• EXERCISE AIM:
Extract every line of the listing below and reproduce each one verbatim, in its original order.
++++++++
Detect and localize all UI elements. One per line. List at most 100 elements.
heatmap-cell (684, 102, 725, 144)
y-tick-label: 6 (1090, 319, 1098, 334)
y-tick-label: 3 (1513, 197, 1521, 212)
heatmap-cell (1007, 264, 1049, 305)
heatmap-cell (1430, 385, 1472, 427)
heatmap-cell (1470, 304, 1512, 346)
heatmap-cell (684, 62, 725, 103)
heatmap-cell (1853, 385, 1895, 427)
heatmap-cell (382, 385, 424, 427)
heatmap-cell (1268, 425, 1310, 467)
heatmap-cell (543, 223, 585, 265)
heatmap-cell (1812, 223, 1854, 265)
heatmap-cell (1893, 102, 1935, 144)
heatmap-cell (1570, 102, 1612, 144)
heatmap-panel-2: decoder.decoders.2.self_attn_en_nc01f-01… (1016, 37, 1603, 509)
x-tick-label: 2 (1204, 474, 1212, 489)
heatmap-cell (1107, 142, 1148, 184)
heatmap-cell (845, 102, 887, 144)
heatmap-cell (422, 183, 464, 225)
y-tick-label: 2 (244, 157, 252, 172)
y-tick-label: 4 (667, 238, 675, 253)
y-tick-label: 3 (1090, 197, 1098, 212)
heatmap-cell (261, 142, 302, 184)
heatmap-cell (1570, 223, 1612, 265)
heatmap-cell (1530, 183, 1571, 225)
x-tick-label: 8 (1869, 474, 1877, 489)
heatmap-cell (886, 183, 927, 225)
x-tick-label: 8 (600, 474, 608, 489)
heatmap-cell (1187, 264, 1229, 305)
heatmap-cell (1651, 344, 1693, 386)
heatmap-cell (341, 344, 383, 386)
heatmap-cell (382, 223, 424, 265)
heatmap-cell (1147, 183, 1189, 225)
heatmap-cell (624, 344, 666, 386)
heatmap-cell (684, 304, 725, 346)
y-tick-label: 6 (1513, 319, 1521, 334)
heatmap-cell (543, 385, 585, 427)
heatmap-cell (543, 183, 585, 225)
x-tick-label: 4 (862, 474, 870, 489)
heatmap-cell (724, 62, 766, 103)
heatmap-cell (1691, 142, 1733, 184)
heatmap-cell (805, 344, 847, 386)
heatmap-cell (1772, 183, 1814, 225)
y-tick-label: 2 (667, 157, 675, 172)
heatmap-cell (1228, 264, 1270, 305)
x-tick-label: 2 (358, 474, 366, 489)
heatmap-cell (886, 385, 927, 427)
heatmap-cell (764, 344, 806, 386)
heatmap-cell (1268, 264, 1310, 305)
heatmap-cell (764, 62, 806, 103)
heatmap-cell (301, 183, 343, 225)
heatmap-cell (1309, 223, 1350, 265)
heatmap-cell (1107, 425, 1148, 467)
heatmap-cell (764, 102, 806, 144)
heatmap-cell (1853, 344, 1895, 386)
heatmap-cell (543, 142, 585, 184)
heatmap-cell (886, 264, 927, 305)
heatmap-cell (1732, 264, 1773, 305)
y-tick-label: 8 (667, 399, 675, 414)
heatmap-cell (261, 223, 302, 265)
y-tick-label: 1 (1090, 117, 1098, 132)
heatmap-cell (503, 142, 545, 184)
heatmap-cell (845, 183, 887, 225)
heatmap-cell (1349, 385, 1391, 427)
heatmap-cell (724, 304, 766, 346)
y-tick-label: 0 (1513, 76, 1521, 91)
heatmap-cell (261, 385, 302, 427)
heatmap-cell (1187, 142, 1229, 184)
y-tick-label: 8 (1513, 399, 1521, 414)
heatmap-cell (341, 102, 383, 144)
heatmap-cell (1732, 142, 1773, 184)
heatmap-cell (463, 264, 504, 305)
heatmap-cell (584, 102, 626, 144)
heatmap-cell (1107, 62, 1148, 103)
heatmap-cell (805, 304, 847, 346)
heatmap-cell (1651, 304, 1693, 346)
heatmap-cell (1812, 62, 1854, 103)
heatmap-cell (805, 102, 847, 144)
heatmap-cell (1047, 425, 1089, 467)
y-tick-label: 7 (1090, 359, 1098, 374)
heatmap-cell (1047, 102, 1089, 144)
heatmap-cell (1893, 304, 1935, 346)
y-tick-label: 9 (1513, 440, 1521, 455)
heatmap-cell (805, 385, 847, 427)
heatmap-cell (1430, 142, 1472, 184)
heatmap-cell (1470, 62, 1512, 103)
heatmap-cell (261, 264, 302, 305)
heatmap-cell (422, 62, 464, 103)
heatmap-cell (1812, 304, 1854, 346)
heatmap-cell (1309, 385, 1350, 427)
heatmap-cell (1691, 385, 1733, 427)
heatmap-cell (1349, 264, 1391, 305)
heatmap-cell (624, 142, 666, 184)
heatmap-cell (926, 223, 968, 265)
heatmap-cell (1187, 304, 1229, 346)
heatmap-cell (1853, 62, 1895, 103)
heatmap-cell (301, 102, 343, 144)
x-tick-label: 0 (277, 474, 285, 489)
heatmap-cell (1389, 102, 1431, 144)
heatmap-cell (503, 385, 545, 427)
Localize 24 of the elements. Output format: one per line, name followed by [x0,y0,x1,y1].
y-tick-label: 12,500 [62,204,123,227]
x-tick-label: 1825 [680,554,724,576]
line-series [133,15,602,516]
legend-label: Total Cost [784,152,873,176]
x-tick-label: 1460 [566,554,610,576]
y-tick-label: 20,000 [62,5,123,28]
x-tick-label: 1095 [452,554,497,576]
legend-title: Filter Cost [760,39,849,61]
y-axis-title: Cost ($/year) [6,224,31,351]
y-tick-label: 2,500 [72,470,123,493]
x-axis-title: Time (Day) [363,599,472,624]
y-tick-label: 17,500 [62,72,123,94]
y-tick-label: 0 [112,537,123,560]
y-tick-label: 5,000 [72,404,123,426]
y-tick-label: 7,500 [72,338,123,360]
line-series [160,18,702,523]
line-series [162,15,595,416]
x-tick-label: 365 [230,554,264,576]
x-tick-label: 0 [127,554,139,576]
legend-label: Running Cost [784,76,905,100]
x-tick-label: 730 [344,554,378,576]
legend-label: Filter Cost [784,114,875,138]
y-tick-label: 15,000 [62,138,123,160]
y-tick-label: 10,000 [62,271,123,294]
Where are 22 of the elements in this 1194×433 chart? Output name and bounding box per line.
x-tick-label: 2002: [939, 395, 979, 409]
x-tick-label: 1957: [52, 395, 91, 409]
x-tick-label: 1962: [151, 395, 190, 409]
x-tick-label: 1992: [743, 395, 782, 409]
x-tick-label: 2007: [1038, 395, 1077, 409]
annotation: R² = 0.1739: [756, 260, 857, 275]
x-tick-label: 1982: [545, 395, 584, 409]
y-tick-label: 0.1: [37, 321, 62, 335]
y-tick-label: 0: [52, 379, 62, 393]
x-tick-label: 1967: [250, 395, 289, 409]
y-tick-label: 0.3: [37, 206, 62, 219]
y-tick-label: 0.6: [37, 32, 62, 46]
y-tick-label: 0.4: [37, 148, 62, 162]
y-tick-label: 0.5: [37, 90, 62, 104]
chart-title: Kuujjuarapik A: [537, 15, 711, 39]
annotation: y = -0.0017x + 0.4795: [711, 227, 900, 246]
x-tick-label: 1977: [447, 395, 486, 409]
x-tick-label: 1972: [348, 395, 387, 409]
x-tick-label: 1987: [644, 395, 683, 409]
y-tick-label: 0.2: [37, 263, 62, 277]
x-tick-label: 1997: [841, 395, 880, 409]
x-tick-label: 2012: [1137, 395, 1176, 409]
++++++++
• THE ANSWER:
Detect and localize all UI elements. One per line. List at most 100 elements.
heatmap-cell (684, 102, 725, 144)
y-tick-label: 6 (1090, 319, 1098, 334)
y-tick-label: 3 (1513, 197, 1521, 212)
heatmap-cell (1007, 264, 1049, 305)
heatmap-cell (1430, 385, 1472, 427)
heatmap-cell (1470, 304, 1512, 346)
heatmap-cell (684, 62, 725, 103)
heatmap-cell (1853, 385, 1895, 427)
heatmap-cell (382, 385, 424, 427)
heatmap-cell (1268, 425, 1310, 467)
heatmap-cell (543, 223, 585, 265)
heatmap-cell (1812, 223, 1854, 265)
heatmap-cell (1893, 102, 1935, 144)
heatmap-cell (1570, 102, 1612, 144)
heatmap-panel-2: decoder.decoders.2.self_attn_en_nc01f-01… (1016, 37, 1603, 509)
x-tick-label: 2 (1204, 474, 1212, 489)
heatmap-cell (1107, 142, 1148, 184)
heatmap-cell (845, 102, 887, 144)
heatmap-cell (422, 183, 464, 225)
y-tick-label: 2 (244, 157, 252, 172)
y-tick-label: 4 (667, 238, 675, 253)
y-tick-label: 3 (1090, 197, 1098, 212)
heatmap-cell (261, 142, 302, 184)
heatmap-cell (1570, 223, 1612, 265)
heatmap-cell (1530, 183, 1571, 225)
x-tick-label: 8 (1869, 474, 1877, 489)
heatmap-cell (886, 183, 927, 225)
x-tick-label: 8 (600, 474, 608, 489)
heatmap-cell (1187, 264, 1229, 305)
heatmap-cell (1651, 344, 1693, 386)
heatmap-cell (341, 344, 383, 386)
heatmap-cell (382, 223, 424, 265)
heatmap-cell (1147, 183, 1189, 225)
heatmap-cell (624, 344, 666, 386)
heatmap-cell (684, 304, 725, 346)
y-tick-label: 6 (1513, 319, 1521, 334)
heatmap-cell (543, 385, 585, 427)
heatmap-cell (543, 183, 585, 225)
x-tick-label: 4 (862, 474, 870, 489)
heatmap-cell (724, 62, 766, 103)
heatmap-cell (1691, 142, 1733, 184)
heatmap-cell (805, 344, 847, 386)
heatmap-cell (1772, 183, 1814, 225)
y-tick-label: 2 (667, 157, 675, 172)
heatmap-cell (1228, 264, 1270, 305)
x-tick-label: 2 (358, 474, 366, 489)
heatmap-cell (886, 385, 927, 427)
heatmap-cell (764, 344, 806, 386)
heatmap-cell (1268, 264, 1310, 305)
heatmap-cell (764, 62, 806, 103)
heatmap-cell (301, 183, 343, 225)
heatmap-cell (1309, 223, 1350, 265)
heatmap-cell (1107, 425, 1148, 467)
heatmap-cell (764, 102, 806, 144)
heatmap-cell (1853, 344, 1895, 386)
heatmap-cell (543, 142, 585, 184)
heatmap-cell (886, 264, 927, 305)
heatmap-cell (1732, 264, 1773, 305)
y-tick-label: 8 (667, 399, 675, 414)
heatmap-cell (261, 223, 302, 265)
y-tick-label: 1 (1090, 117, 1098, 132)
heatmap-cell (503, 142, 545, 184)
heatmap-cell (845, 183, 887, 225)
heatmap-cell (1349, 385, 1391, 427)
heatmap-cell (724, 304, 766, 346)
y-tick-label: 0 (1513, 76, 1521, 91)
heatmap-cell (261, 385, 302, 427)
heatmap-cell (1187, 142, 1229, 184)
y-tick-label: 8 (1513, 399, 1521, 414)
heatmap-cell (341, 102, 383, 144)
heatmap-cell (1732, 142, 1773, 184)
heatmap-cell (463, 264, 504, 305)
heatmap-cell (584, 102, 626, 144)
heatmap-cell (1107, 62, 1148, 103)
heatmap-cell (805, 304, 847, 346)
heatmap-cell (1651, 304, 1693, 346)
heatmap-cell (1812, 62, 1854, 103)
heatmap-cell (805, 102, 847, 144)
heatmap-cell (1047, 425, 1089, 467)
y-tick-label: 7 (1090, 359, 1098, 374)
heatmap-cell (1047, 102, 1089, 144)
heatmap-cell (1893, 304, 1935, 346)
y-tick-label: 9 (1513, 440, 1521, 455)
heatmap-cell (805, 385, 847, 427)
heatmap-cell (1430, 142, 1472, 184)
heatmap-cell (1470, 62, 1512, 103)
heatmap-cell (261, 264, 302, 305)
heatmap-cell (422, 62, 464, 103)
heatmap-cell (1812, 304, 1854, 346)
heatmap-cell (1309, 385, 1350, 427)
heatmap-cell (1691, 385, 1733, 427)
heatmap-cell (1349, 264, 1391, 305)
heatmap-cell (624, 142, 666, 184)
heatmap-cell (926, 223, 968, 265)
heatmap-cell (1187, 304, 1229, 346)
heatmap-cell (1853, 62, 1895, 103)
heatmap-cell (301, 102, 343, 144)
x-tick-label: 0 (277, 474, 285, 489)
heatmap-cell (1389, 102, 1431, 144)
heatmap-cell (503, 385, 545, 427)
Localize 24 of the elements. Output format: one per line, name followed by [x0,y0,x1,y1].
y-tick-label: 12,500 [62,204,123,227]
x-tick-label: 1825 [680,554,724,576]
line-series [133,15,602,516]
legend-label: Total Cost [784,152,873,176]
x-tick-label: 1460 [566,554,610,576]
y-tick-label: 20,000 [62,5,123,28]
x-tick-label: 1095 [452,554,497,576]
legend-title: Filter Cost [760,39,849,61]
y-axis-title: Cost ($/year) [6,224,31,351]
y-tick-label: 2,500 [72,470,123,493]
x-axis-title: Time (Day) [363,599,472,624]
y-tick-label: 17,500 [62,72,123,94]
y-tick-label: 0 [112,537,123,560]
y-tick-label: 5,000 [72,404,123,426]
y-tick-label: 7,500 [72,338,123,360]
line-series [160,18,702,523]
line-series [162,15,595,416]
x-tick-label: 365 [230,554,264,576]
x-tick-label: 0 [127,554,139,576]
legend-label: Running Cost [784,76,905,100]
x-tick-label: 730 [344,554,378,576]
legend-label: Filter Cost [784,114,875,138]
y-tick-label: 15,000 [62,138,123,160]
y-tick-label: 10,000 [62,271,123,294]
Where are 22 of the elements in this 1194×433 chart? Output name and bounding box per line.
x-tick-label: 2002: [939, 395, 979, 409]
x-tick-label: 1957: [52, 395, 91, 409]
x-tick-label: 1962: [151, 395, 190, 409]
x-tick-label: 1992: [743, 395, 782, 409]
x-tick-label: 2007: [1038, 395, 1077, 409]
annotation: R² = 0.1739: [756, 260, 857, 275]
x-tick-label: 1982: [545, 395, 584, 409]
y-tick-label: 0.1: [37, 321, 62, 335]
y-tick-label: 0: [52, 379, 62, 393]
x-tick-label: 1967: [250, 395, 289, 409]
y-tick-label: 0.3: [37, 206, 62, 219]
y-tick-label: 0.6: [37, 32, 62, 46]
y-tick-label: 0.4: [37, 148, 62, 162]
y-tick-label: 0.5: [37, 90, 62, 104]
chart-title: Kuujjuarapik A: [537, 15, 711, 39]
annotation: y = -0.0017x + 0.4795: [711, 227, 900, 246]
x-tick-label: 1977: [447, 395, 486, 409]
x-tick-label: 1972: [348, 395, 387, 409]
x-tick-label: 1987: [644, 395, 683, 409]
y-tick-label: 0.2: [37, 263, 62, 277]
x-tick-label: 1997: [841, 395, 880, 409]
x-tick-label: 2012: [1137, 395, 1176, 409]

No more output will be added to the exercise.